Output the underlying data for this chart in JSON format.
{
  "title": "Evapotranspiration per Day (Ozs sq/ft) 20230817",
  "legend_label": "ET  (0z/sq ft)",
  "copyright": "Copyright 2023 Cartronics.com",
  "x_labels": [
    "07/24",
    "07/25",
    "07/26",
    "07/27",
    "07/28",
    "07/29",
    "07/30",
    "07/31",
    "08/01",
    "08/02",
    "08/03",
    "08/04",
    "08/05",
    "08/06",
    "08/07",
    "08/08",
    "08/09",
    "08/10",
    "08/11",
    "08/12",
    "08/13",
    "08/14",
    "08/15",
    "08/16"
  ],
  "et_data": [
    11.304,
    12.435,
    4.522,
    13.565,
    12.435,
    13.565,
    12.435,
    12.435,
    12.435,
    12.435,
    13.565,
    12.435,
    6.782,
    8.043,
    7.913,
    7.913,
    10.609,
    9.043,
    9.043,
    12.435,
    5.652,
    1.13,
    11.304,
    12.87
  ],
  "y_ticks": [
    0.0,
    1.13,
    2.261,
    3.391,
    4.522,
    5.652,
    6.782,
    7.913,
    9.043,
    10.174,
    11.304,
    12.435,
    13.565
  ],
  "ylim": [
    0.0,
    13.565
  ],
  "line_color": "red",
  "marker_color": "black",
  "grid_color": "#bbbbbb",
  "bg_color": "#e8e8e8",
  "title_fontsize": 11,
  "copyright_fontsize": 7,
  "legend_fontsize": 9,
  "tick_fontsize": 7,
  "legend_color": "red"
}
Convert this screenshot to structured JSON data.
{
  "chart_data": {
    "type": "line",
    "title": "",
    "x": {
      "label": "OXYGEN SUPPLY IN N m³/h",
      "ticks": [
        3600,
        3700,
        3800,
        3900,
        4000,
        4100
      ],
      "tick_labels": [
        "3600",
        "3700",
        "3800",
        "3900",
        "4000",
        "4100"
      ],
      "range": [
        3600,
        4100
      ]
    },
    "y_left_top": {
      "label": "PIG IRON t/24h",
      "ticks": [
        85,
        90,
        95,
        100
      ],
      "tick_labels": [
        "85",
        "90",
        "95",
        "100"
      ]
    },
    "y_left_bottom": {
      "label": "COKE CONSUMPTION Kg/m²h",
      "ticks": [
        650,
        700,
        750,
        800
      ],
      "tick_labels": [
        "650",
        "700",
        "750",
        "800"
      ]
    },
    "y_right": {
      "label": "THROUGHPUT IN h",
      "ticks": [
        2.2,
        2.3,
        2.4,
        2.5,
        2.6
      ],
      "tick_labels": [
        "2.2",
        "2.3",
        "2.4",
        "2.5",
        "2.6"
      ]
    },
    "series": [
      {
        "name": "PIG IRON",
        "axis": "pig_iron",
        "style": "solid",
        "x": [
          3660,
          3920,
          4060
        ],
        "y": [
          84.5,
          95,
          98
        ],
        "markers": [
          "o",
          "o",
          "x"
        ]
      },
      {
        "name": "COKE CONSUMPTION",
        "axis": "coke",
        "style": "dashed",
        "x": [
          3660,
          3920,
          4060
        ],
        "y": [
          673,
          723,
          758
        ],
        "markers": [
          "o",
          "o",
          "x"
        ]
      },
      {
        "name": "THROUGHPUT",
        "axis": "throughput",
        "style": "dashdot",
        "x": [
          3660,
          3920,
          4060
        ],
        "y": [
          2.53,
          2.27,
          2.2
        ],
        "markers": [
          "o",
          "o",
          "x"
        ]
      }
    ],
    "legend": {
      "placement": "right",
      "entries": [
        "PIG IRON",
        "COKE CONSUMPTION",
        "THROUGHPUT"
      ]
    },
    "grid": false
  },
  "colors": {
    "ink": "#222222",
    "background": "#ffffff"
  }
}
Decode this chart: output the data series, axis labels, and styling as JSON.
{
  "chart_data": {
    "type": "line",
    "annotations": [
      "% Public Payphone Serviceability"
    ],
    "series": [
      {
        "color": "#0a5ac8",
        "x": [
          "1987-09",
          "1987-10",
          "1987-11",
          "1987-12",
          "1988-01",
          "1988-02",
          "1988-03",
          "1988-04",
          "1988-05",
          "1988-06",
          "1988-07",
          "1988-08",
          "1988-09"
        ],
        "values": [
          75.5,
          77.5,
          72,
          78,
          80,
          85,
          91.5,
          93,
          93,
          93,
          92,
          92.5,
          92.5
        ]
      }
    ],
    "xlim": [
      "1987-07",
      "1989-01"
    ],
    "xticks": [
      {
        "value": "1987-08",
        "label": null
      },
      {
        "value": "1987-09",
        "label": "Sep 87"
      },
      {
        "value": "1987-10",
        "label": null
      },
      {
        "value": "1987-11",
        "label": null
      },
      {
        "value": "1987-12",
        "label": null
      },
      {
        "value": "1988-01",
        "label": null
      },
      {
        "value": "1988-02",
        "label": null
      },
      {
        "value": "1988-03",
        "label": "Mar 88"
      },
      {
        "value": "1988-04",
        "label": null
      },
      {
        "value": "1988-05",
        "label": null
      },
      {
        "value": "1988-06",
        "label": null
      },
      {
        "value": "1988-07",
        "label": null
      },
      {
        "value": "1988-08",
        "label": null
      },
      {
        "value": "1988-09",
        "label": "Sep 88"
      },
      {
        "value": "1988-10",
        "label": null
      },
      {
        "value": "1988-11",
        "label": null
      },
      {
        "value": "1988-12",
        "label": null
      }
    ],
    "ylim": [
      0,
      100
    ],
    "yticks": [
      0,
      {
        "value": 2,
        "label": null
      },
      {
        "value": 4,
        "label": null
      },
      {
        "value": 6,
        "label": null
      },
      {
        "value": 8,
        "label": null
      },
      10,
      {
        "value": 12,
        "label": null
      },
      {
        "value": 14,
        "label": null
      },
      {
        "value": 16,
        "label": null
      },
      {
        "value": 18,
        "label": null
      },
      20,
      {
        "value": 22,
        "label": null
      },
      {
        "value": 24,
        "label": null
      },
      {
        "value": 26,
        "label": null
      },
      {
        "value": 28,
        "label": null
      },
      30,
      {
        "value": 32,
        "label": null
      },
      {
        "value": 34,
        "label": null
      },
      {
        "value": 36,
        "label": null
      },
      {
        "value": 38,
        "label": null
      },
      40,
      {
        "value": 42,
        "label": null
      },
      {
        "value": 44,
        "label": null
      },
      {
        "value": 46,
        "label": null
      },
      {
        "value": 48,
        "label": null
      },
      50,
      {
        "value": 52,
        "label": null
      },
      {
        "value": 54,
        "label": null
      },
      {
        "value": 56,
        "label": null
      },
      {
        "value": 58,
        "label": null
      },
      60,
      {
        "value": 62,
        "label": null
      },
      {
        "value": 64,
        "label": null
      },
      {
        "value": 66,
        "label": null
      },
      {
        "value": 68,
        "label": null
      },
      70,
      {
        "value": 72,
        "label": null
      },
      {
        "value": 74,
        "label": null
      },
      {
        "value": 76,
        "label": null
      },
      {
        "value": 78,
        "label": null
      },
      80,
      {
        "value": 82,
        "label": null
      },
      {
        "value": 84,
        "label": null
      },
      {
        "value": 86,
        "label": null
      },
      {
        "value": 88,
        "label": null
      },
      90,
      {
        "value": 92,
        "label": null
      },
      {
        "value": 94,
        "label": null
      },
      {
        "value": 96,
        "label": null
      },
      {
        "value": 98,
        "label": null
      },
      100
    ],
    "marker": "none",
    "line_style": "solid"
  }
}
——————————
> Problem: Your task is to repeat every line exactly.

> Solution for this exercise:
Output the underlying data for this chart in JSON format.
{
  "title": "Evapotranspiration per Day (Ozs sq/ft) 20230817",
  "legend_label": "ET  (0z/sq ft)",
  "copyright": "Copyright 2023 Cartronics.com",
  "x_labels": [
    "07/24",
    "07/25",
    "07/26",
    "07/27",
    "07/28",
    "07/29",
    "07/30",
    "07/31",
    "08/01",
    "08/02",
    "08/03",
    "08/04",
    "08/05",
    "08/06",
    "08/07",
    "08/08",
    "08/09",
    "08/10",
    "08/11",
    "08/12",
    "08/13",
    "08/14",
    "08/15",
    "08/16"
  ],
  "et_data": [
    11.304,
    12.435,
    4.522,
    13.565,
    12.435,
    13.565,
    12.435,
    12.435,
    12.435,
    12.435,
    13.565,
    12.435,
    6.782,
    8.043,
    7.913,
    7.913,
    10.609,
    9.043,
    9.043,
    12.435,
    5.652,
    1.13,
    11.304,
    12.87
  ],
  "y_ticks": [
    0.0,
    1.13,
    2.261,
    3.391,
    4.522,
    5.652,
    6.782,
    7.913,
    9.043,
    10.174,
    11.304,
    12.435,
    13.565
  ],
  "ylim": [
    0.0,
    13.565
  ],
  "line_color": "red",
  "marker_color": "black",
  "grid_color": "#bbbbbb",
  "bg_color": "#e8e8e8",
  "title_fontsize": 11,
  "copyright_fontsize": 7,
  "legend_fontsize": 9,
  "tick_fontsize": 7,
  "legend_color": "red"
}
Convert this screenshot to structured JSON data.
{
  "chart_data": {
    "type": "line",
    "title": "",
    "x": {
      "label": "OXYGEN SUPPLY IN N m³/h",
      "ticks": [
        3600,
        3700,
        3800,
        3900,
        4000,
        4100
      ],
      "tick_labels": [
        "3600",
        "3700",
        "3800",
        "3900",
        "4000",
        "4100"
      ],
      "range": [
        3600,
        4100
      ]
    },
    "y_left_top": {
      "label": "PIG IRON t/24h",
      "ticks": [
        85,
        90,
        95,
        100
      ],
      "tick_labels": [
        "85",
        "90",
        "95",
        "100"
      ]
    },
    "y_left_bottom": {
      "label": "COKE CONSUMPTION Kg/m²h",
      "ticks": [
        650,
        700,
        750,
        800
      ],
      "tick_labels": [
        "650",
        "700",
        "750",
        "800"
      ]
    },
    "y_right": {
      "label": "THROUGHPUT IN h",
      "ticks": [
        2.2,
        2.3,
        2.4,
        2.5,
        2.6
      ],
      "tick_labels": [
        "2.2",
        "2.3",
        "2.4",
        "2.5",
        "2.6"
      ]
    },
    "series": [
      {
        "name": "PIG IRON",
        "axis": "pig_iron",
        "style": "solid",
        "x": [
          3660,
          3920,
          4060
        ],
        "y": [
          84.5,
          95,
          98
        ],
        "markers": [
          "o",
          "o",
          "x"
        ]
      },
      {
        "name": "COKE CONSUMPTION",
        "axis": "coke",
        "style": "dashed",
        "x": [
          3660,
          3920,
          4060
        ],
        "y": [
          673,
          723,
          758
        ],
        "markers": [
          "o",
          "o",
          "x"
        ]
      },
      {
        "name": "THROUGHPUT",
        "axis": "throughput",
        "style": "dashdot",
        "x": [
          3660,
          3920,
          4060
        ],
        "y": [
          2.53,
          2.27,
          2.2
        ],
        "markers": [
          "o",
          "o",
          "x"
        ]
      }
    ],
    "legend": {
      "placement": "right",
      "entries": [
        "PIG IRON",
        "COKE CONSUMPTION",
        "THROUGHPUT"
      ]
    },
    "grid": false
  },
  "colors": {
    "ink": "#222222",
    "background": "#ffffff"
  }
}
Decode this chart: output the data series, axis labels, and styling as JSON.
{
  "chart_data": {
    "type": "line",
    "annotations": [
      "% Public Payphone Serviceability"
    ],
    "series": [
      {
        "color": "#0a5ac8",
        "x": [
          "1987-09",
          "1987-10",
          "1987-11",
          "1987-12",
          "1988-01",
          "1988-02",
          "1988-03",
          "1988-04",
          "1988-05",
          "1988-06",
          "1988-07",
          "1988-08",
          "1988-09"
        ],
        "values": [
          75.5,
          77.5,
          72,
          78,
          80,
          85,
          91.5,
          93,
          93,
          93,
          92,
          92.5,
          92.5
        ]
      }
    ],
    "xlim": [
      "1987-07",
      "1989-01"
    ],
    "xticks": [
      {
        "value": "1987-08",
        "label": null
      },
      {
        "value": "1987-09",
        "label": "Sep 87"
      },
      {
        "value": "1987-10",
        "label": null
      },
      {
        "value": "1987-11",
        "label": null
      },
      {
        "value": "1987-12",
        "label": null
      },
      {
        "value": "1988-01",
        "label": null
      },
      {
        "value": "1988-02",
        "label": null
      },
      {
        "value": "1988-03",
        "label": "Mar 88"
      },
      {
        "value": "1988-04",
        "label": null
      },
      {
        "value": "1988-05",
        "label": null
      },
      {
        "value": "1988-06",
        "label": null
      },
      {
        "value": "1988-07",
        "label": null
      },
      {
        "value": "1988-08",
        "label": null
      },
      {
        "value": "1988-09",
        "label": "Sep 88"
      },
      {
        "value": "1988-10",
        "label": null
      },
      {
        "value": "1988-11",
        "label": null
      },
      {
        "value": "1988-12",
        "label": null
      }
    ],
    "ylim": [
      0,
      100
    ],
    "yticks": [
      0,
      {
        "value": 2,
        "label": null
      },
      {
        "value": 4,
        "label": null
      },
      {
        "value": 6,
        "label": null
      },
      {
        "value": 8,
        "label": null
      },
      10,
      {
        "value": 12,
        "label": null
      },
      {
        "value": 14,
        "label": null
      },
      {
        "value": 16,
        "label": null
      },
      {
        "value": 18,
        "label": null
      },
      20,
      {
        "value": 22,
        "label": null
      },
      {
        "value": 24,
        "label": null
      },
      {
        "value": 26,
        "label": null
      },
      {
        "value": 28,
        "label": null
      },
      30,
      {
        "value": 32,
        "label": null
      },
      {
        "value": 34,
        "label": null
      },
      {
        "value": 36,
        "label": null
      },
      {
        "value": 38,
        "label": null
      },
      40,
      {
        "value": 42,
        "label": null
      },
      {
        "value": 44,
        "label": null
      },
      {
        "value": 46,
        "label": null
      },
      {
        "value": 48,
        "label": null
      },
      50,
      {
        "value": 52,
        "label": null
      },
      {
        "value": 54,
        "label": null
      },
      {
        "value": 56,
        "label": null
      },
      {
        "value": 58,
        "label": null
      },
      60,
      {
        "value": 62,
        "label": null
      },
      {
        "value": 64,
        "label": null
      },
      {
        "value": 66,
        "label": null
      },
      {
        "value": 68,
        "label": null
      },
      70,
      {
        "value": 72,
        "label": null
      },
      {
        "value": 74,
        "label": null
      },
      {
        "value": 76,
        "label": null
      },
      {
        "value": 78,
        "label": null
      },
      80,
      {
        "value": 82,
        "label": null
      },
      {
        "value": 84,
        "label": null
      },
      {
        "value": 86,
        "label": null
      },
      {
        "value": 88,
        "label": null
      },
      90,
      {
        "value": 92,
        "label": null
      },
      {
        "value": 94,
        "label": null
      },
      {
        "value": 96,
        "label": null
      },
      {
        "value": 98,
        "label": null
      },
      100
    ],
    "marker": "none",
    "line_style": "solid"
  }
}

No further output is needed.